**AIM**
Print the data exactly, leaving nothing out.

:: SUPPLIED DATA

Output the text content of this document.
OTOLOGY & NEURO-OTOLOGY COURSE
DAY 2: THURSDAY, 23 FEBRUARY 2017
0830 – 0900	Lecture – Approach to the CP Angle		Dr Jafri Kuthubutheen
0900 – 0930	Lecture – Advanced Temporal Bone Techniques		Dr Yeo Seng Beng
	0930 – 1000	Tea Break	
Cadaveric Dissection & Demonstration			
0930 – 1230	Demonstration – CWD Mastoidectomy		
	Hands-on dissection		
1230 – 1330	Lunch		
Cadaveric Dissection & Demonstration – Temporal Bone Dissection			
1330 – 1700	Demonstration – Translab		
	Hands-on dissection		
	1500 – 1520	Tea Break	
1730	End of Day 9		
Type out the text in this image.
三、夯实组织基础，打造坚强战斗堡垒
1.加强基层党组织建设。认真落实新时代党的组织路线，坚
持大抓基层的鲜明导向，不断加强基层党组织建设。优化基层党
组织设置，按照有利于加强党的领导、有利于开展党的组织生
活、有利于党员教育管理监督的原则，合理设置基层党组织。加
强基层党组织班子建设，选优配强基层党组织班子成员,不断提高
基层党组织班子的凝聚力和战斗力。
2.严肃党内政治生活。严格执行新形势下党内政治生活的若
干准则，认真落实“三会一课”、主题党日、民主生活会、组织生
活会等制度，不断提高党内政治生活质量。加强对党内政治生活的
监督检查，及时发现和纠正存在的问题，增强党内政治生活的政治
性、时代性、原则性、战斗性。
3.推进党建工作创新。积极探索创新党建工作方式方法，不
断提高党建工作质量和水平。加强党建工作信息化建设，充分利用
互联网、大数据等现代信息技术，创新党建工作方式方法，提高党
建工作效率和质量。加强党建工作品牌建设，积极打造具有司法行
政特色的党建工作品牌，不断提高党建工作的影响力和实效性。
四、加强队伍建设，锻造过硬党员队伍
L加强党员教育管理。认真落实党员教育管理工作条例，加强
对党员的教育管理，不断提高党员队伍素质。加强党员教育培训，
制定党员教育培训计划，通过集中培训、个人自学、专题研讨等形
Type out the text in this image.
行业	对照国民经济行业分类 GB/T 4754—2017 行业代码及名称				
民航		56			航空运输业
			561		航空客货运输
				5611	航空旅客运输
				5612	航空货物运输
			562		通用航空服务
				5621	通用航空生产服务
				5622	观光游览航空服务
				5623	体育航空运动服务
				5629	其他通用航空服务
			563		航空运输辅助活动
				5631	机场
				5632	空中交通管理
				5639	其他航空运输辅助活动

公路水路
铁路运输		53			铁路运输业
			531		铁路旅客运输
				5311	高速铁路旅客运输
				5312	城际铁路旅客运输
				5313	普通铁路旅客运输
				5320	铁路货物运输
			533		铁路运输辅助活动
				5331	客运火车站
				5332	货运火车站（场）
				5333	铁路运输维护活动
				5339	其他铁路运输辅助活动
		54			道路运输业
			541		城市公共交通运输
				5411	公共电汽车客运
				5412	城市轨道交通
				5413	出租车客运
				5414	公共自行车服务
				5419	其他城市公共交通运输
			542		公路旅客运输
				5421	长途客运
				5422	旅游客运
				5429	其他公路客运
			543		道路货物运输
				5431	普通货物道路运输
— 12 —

::::

**CORRECT OUTPUT**
Output the text content of this document.
OTOLOGY & NEURO-OTOLOGY COURSE
DAY 2: THURSDAY, 23 FEBRUARY 2017
0830 – 0900	Lecture – Approach to the CP Angle		Dr Jafri Kuthubutheen
0900 – 0930	Lecture – Advanced Temporal Bone Techniques		Dr Yeo Seng Beng
	0930 – 1000	Tea Break	
Cadaveric Dissection & Demonstration			
0930 – 1230	Demonstration – CWD Mastoidectomy		
	Hands-on dissection		
1230 – 1330	Lunch		
Cadaveric Dissection & Demonstration – Temporal Bone Dissection			
1330 – 1700	Demonstration – Translab		
	Hands-on dissection		
	1500 – 1520	Tea Break	
1730	End of Day 9		
Type out the text in this image.
三、夯实组织基础，打造坚强战斗堡垒
1.加强基层党组织建设。认真落实新时代党的组织路线，坚
持大抓基层的鲜明导向，不断加强基层党组织建设。优化基层党
组织设置，按照有利于加强党的领导、有利于开展党的组织生
活、有利于党员教育管理监督的原则，合理设置基层党组织。加
强基层党组织班子建设，选优配强基层党组织班子成员,不断提高
基层党组织班子的凝聚力和战斗力。
2.严肃党内政治生活。严格执行新形势下党内政治生活的若
干准则，认真落实“三会一课”、主题党日、民主生活会、组织生
活会等制度，不断提高党内政治生活质量。加强对党内政治生活的
监督检查，及时发现和纠正存在的问题，增强党内政治生活的政治
性、时代性、原则性、战斗性。
3.推进党建工作创新。积极探索创新党建工作方式方法，不
断提高党建工作质量和水平。加强党建工作信息化建设，充分利用
互联网、大数据等现代信息技术，创新党建工作方式方法，提高党
建工作效率和质量。加强党建工作品牌建设，积极打造具有司法行
政特色的党建工作品牌，不断提高党建工作的影响力和实效性。
四、加强队伍建设，锻造过硬党员队伍
L加强党员教育管理。认真落实党员教育管理工作条例，加强
对党员的教育管理，不断提高党员队伍素质。加强党员教育培训，
制定党员教育培训计划，通过集中培训、个人自学、专题研讨等形
Type out the text in this image.
行业	对照国民经济行业分类 GB/T 4754—2017 行业代码及名称				
民航		56			航空运输业
			561		航空客货运输
				5611	航空旅客运输
				5612	航空货物运输
			562		通用航空服务
				5621	通用航空生产服务
				5622	观光游览航空服务
				5623	体育航空运动服务
				5629	其他通用航空服务
			563		航空运输辅助活动
				5631	机场
				5632	空中交通管理
				5639	其他航空运输辅助活动

公路水路
铁路运输		53			铁路运输业
			531		铁路旅客运输
				5311	高速铁路旅客运输
				5312	城际铁路旅客运输
				5313	普通铁路旅客运输
				5320	铁路货物运输
			533		铁路运输辅助活动
				5331	客运火车站
				5332	货运火车站（场）
				5333	铁路运输维护活动
				5339	其他铁路运输辅助活动
		54			道路运输业
			541		城市公共交通运输
				5411	公共电汽车客运
				5412	城市轨道交通
				5413	出租车客运
				5414	公共自行车服务
				5419	其他城市公共交通运输
			542		公路旅客运输
				5421	长途客运
				5422	旅游客运
				5429	其他公路客运
			543		道路货物运输
				5431	普通货物道路运输
— 12 —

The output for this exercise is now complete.